* **Exercise**: Copy out each line of the data holding "出示课件".

* **The input**:
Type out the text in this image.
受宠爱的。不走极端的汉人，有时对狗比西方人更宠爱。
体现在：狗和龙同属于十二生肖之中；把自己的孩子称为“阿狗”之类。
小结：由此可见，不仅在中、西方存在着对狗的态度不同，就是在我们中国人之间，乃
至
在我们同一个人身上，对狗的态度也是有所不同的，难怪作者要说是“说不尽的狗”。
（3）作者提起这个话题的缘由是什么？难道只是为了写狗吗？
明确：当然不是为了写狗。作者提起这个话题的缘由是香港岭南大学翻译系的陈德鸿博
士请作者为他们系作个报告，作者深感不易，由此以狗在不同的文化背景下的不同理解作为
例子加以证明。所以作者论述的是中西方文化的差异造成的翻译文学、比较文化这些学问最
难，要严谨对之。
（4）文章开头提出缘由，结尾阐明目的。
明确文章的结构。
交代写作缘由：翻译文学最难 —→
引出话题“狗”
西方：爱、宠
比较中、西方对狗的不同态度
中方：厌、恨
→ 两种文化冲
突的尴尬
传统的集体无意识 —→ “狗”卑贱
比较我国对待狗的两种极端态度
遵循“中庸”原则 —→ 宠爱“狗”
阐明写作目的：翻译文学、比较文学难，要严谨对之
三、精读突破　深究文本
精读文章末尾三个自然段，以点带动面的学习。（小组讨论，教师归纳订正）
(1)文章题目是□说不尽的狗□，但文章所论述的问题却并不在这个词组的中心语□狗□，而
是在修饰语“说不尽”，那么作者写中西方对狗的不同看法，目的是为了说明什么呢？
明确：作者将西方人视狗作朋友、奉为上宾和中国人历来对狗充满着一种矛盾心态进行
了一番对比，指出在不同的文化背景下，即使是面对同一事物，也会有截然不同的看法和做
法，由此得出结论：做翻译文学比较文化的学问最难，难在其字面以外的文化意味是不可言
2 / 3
---
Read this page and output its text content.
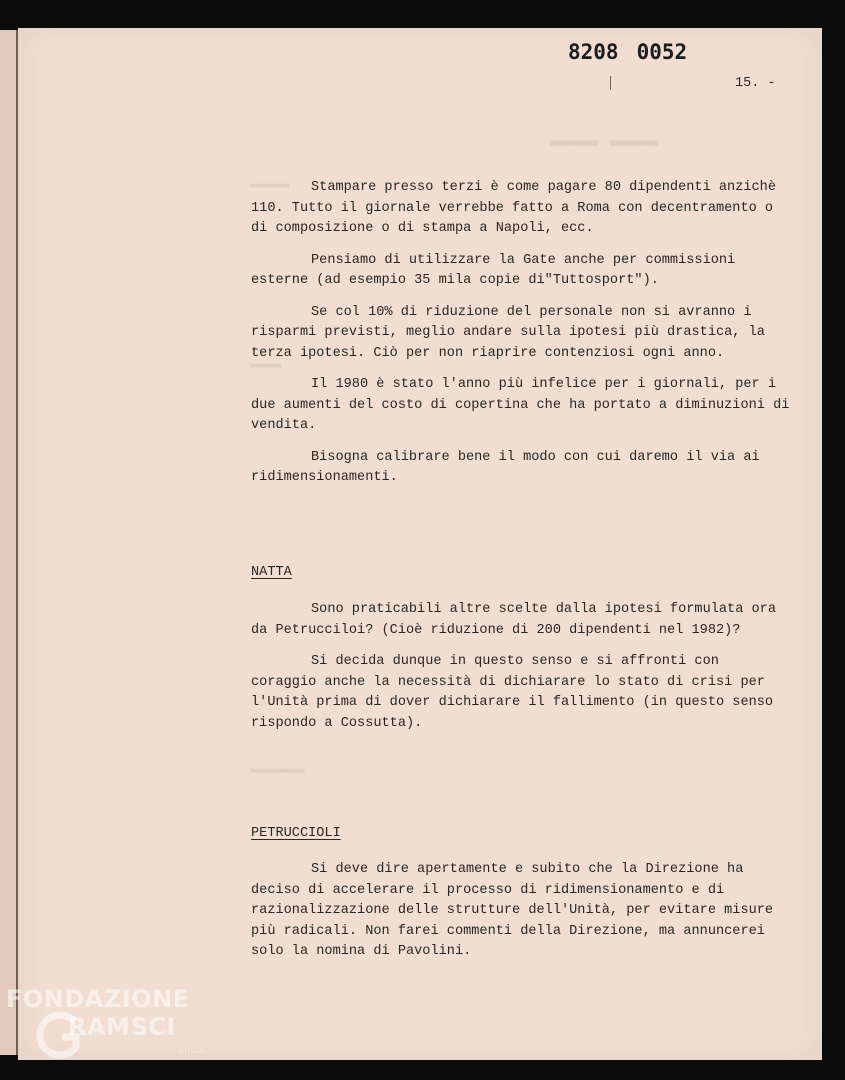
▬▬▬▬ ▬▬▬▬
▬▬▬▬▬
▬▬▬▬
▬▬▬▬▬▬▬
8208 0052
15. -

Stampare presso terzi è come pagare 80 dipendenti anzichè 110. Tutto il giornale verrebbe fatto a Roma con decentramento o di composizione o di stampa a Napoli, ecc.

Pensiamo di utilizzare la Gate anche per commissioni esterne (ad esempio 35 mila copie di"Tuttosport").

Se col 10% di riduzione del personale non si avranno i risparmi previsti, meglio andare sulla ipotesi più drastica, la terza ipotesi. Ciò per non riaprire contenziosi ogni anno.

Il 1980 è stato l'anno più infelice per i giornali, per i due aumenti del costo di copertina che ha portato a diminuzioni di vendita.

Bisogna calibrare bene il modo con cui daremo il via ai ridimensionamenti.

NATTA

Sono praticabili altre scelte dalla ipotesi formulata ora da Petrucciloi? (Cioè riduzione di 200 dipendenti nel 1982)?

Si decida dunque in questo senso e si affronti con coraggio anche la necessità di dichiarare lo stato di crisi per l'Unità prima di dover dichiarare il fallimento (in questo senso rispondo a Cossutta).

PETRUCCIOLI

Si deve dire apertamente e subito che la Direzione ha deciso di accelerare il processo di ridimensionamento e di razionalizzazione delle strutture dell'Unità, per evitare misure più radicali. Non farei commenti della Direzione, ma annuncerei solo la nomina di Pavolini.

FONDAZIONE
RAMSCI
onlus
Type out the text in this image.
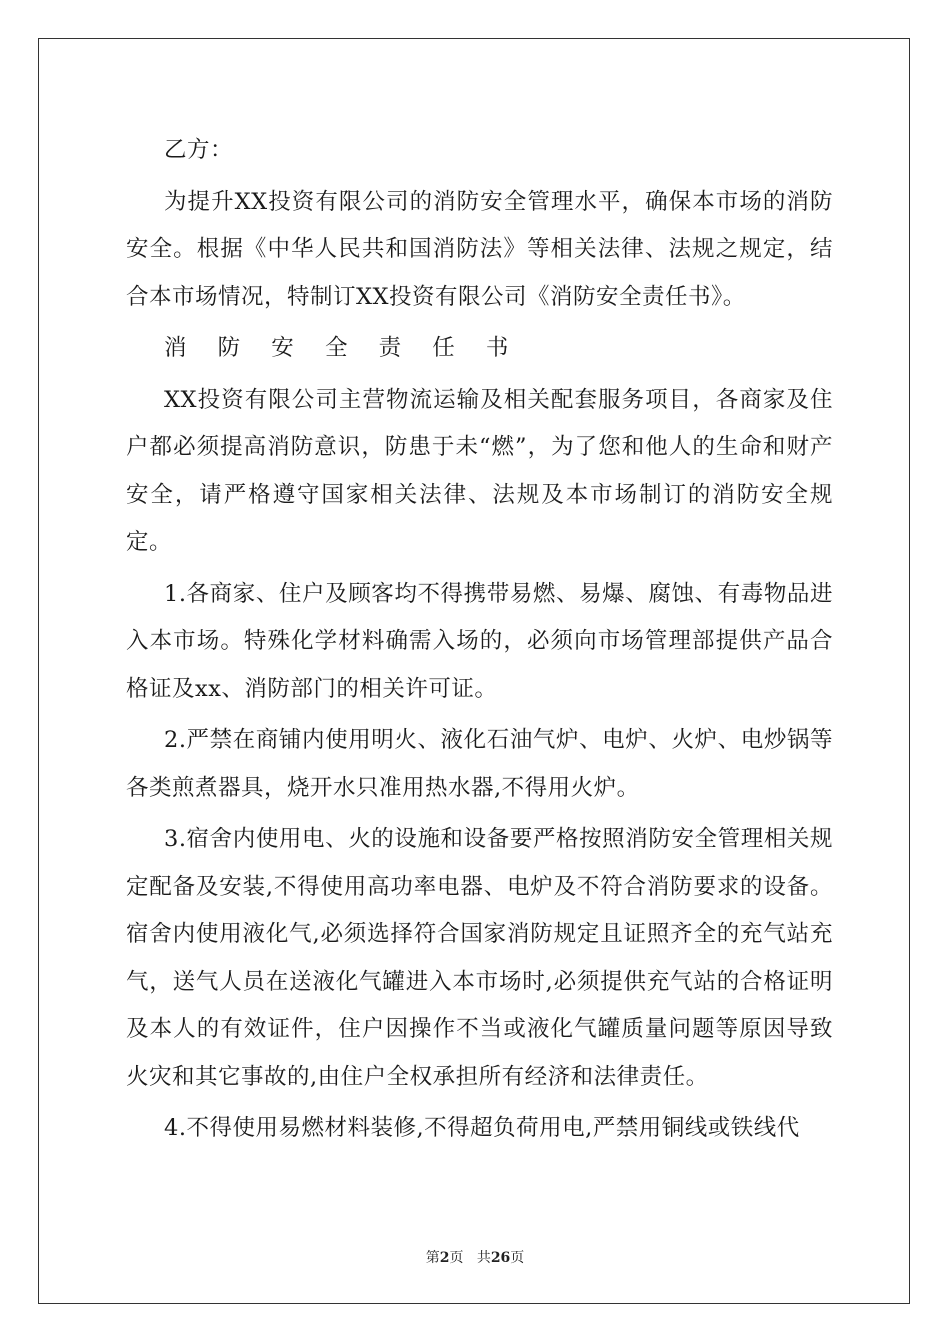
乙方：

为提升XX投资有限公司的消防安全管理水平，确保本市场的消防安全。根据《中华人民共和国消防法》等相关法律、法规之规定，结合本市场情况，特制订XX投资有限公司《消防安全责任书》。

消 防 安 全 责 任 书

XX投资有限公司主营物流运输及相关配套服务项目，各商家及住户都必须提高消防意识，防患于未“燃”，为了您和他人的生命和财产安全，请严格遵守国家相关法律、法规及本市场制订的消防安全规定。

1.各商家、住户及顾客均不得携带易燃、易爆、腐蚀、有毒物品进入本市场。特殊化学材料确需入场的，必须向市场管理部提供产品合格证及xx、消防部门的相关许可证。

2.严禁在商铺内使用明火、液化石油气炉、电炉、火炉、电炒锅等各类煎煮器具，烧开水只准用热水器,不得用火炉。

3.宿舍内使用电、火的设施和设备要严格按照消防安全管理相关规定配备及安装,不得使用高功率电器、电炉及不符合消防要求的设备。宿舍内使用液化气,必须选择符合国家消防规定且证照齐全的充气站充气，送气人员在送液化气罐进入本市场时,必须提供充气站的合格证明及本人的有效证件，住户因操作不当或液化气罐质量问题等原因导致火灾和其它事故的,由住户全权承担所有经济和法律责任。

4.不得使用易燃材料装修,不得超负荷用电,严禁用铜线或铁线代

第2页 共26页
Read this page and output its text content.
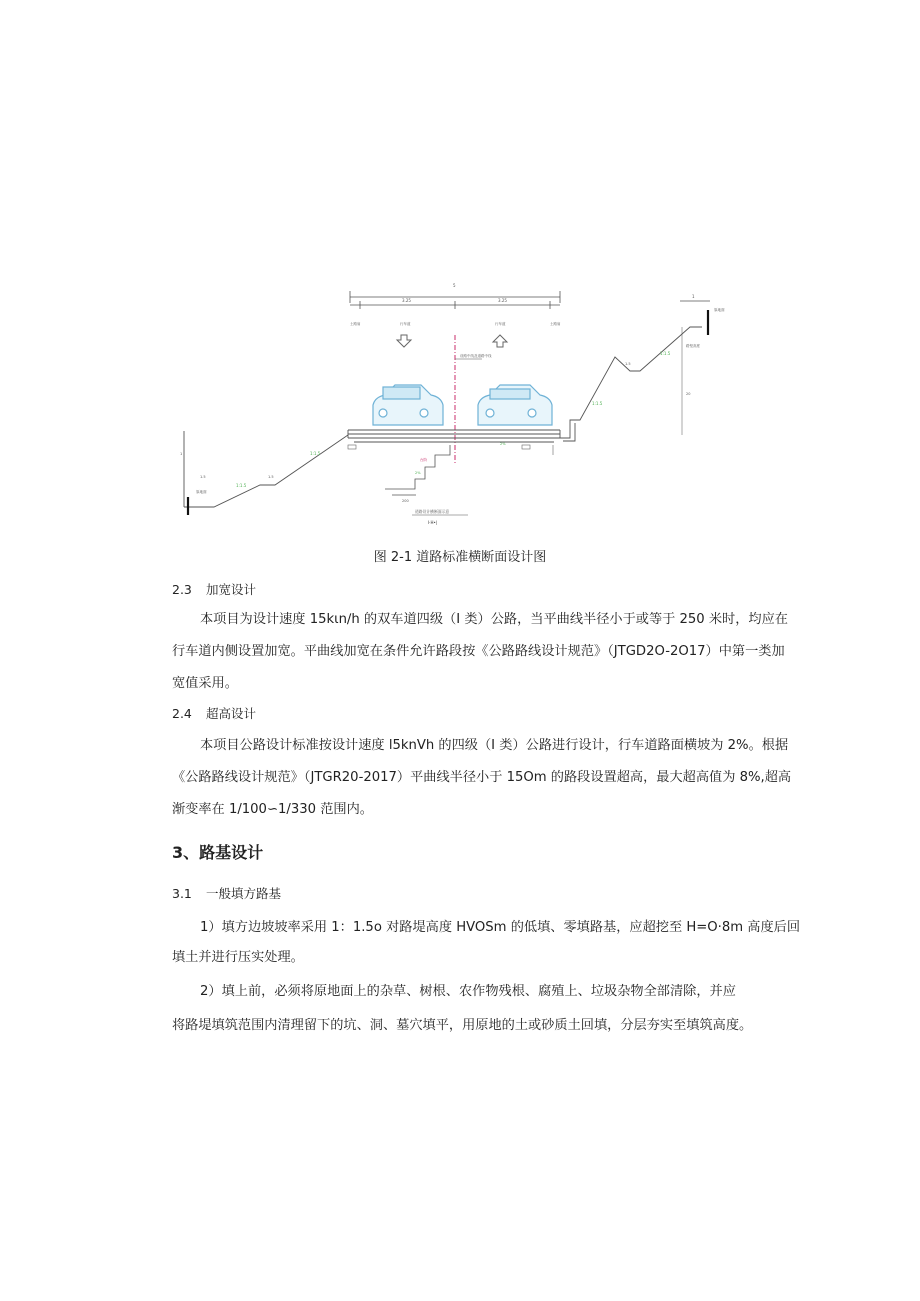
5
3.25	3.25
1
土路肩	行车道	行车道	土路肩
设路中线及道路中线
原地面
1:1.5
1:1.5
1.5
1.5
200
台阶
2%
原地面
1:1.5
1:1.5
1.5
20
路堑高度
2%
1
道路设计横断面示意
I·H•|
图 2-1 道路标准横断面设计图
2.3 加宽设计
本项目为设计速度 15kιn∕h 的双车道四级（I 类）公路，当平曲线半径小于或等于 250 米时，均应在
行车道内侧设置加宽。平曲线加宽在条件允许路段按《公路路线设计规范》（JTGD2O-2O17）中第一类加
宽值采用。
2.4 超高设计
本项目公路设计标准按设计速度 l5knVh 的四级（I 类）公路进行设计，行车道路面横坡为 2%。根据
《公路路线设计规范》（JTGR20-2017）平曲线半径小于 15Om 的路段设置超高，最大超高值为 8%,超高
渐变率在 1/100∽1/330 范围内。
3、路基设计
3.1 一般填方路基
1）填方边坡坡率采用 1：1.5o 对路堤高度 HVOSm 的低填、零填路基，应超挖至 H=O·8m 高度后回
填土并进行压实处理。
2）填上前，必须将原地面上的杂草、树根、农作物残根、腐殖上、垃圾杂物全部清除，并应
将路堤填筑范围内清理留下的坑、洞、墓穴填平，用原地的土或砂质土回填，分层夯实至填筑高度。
---
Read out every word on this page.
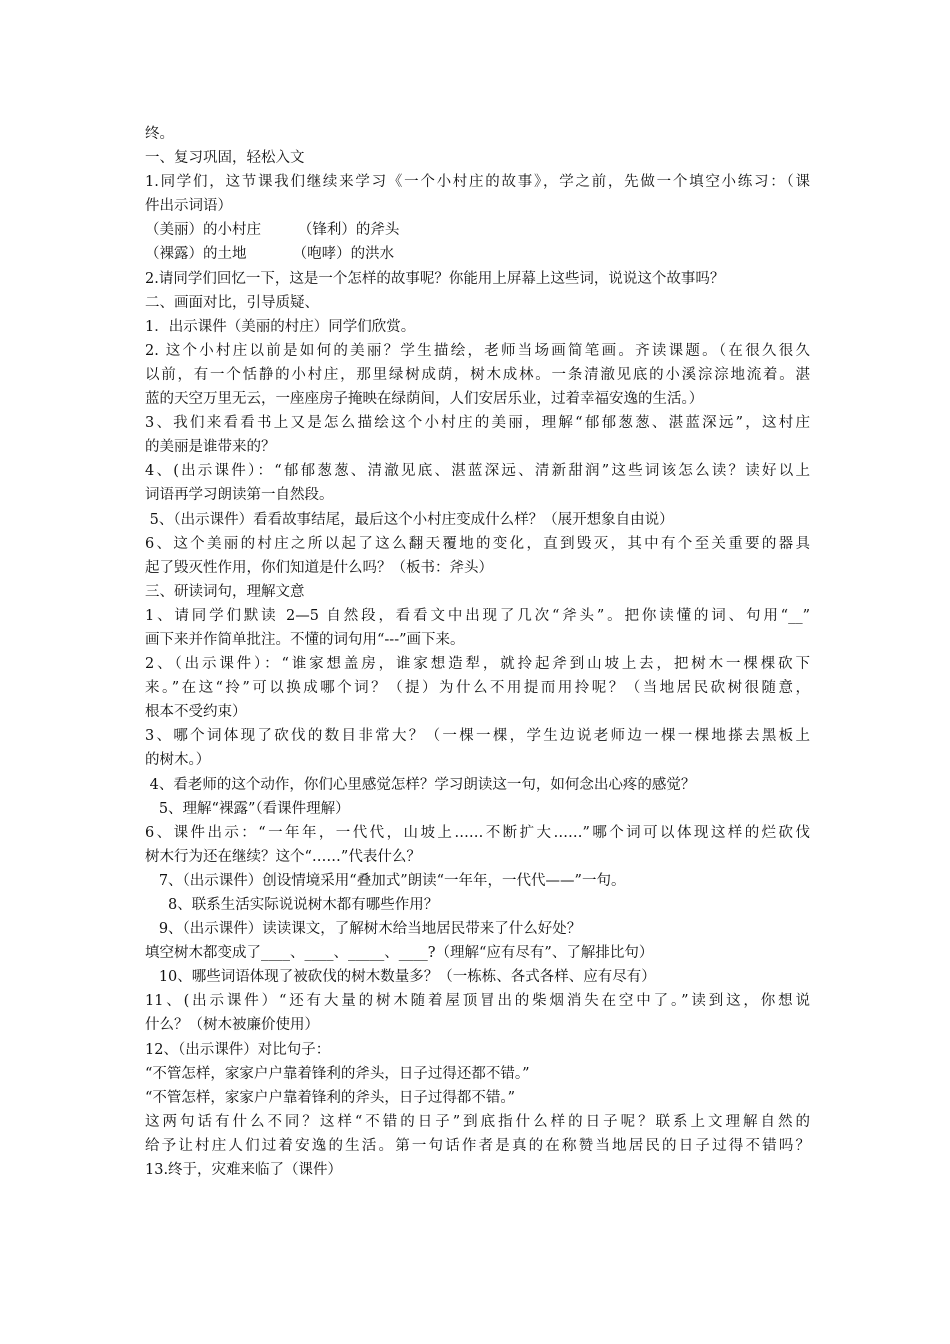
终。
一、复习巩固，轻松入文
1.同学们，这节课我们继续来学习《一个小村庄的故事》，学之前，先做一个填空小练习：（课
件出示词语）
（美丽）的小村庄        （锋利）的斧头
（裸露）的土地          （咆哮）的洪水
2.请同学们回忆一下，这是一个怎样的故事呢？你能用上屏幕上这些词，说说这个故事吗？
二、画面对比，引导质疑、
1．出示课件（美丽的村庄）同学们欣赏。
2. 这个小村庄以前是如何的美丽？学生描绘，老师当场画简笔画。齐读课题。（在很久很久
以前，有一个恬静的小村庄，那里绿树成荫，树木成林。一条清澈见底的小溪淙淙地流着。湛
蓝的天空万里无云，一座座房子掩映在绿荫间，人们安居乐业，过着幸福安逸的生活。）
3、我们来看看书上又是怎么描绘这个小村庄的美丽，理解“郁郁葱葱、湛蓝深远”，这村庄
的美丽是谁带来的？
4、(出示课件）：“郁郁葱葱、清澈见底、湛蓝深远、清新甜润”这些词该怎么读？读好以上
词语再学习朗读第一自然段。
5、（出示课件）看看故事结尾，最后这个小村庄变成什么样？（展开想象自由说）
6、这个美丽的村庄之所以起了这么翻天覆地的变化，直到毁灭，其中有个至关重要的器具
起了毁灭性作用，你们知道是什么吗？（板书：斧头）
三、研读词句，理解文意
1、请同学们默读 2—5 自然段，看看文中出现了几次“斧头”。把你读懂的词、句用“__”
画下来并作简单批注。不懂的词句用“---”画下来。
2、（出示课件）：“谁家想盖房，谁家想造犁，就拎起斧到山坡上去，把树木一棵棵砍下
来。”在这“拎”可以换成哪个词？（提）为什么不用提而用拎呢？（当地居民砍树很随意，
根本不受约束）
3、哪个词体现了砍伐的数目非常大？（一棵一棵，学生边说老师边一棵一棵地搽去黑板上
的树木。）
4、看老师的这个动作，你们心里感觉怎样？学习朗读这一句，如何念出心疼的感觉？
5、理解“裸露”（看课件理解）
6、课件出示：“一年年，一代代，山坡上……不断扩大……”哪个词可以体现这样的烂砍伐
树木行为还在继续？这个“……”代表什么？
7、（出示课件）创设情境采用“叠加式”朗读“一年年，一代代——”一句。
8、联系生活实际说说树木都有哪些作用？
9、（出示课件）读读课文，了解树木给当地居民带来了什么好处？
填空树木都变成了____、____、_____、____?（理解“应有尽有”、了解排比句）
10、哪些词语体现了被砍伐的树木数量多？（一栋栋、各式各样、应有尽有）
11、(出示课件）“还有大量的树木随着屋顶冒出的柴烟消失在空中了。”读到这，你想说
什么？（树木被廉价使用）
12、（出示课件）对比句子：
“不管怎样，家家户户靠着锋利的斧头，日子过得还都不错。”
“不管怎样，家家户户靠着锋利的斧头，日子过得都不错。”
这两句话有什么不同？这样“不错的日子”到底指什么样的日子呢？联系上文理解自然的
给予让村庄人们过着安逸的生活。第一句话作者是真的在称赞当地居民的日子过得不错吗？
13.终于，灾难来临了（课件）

* **The response**:
1．出示课件（美丽的村庄）同学们欣赏。
4、(出示课件）：“郁郁葱葱、清澈见底、湛蓝深远、清新甜润”这些词该怎么读？读好以上
5、（出示课件）看看故事结尾，最后这个小村庄变成什么样？（展开想象自由说）
2、（出示课件）：“谁家想盖房，谁家想造犁，就拎起斧到山坡上去，把树木一棵棵砍下
7、（出示课件）创设情境采用“叠加式”朗读“一年年，一代代——”一句。
9、（出示课件）读读课文，了解树木给当地居民带来了什么好处？
11、(出示课件）“还有大量的树木随着屋顶冒出的柴烟消失在空中了。”读到这，你想说
12、（出示课件）对比句子：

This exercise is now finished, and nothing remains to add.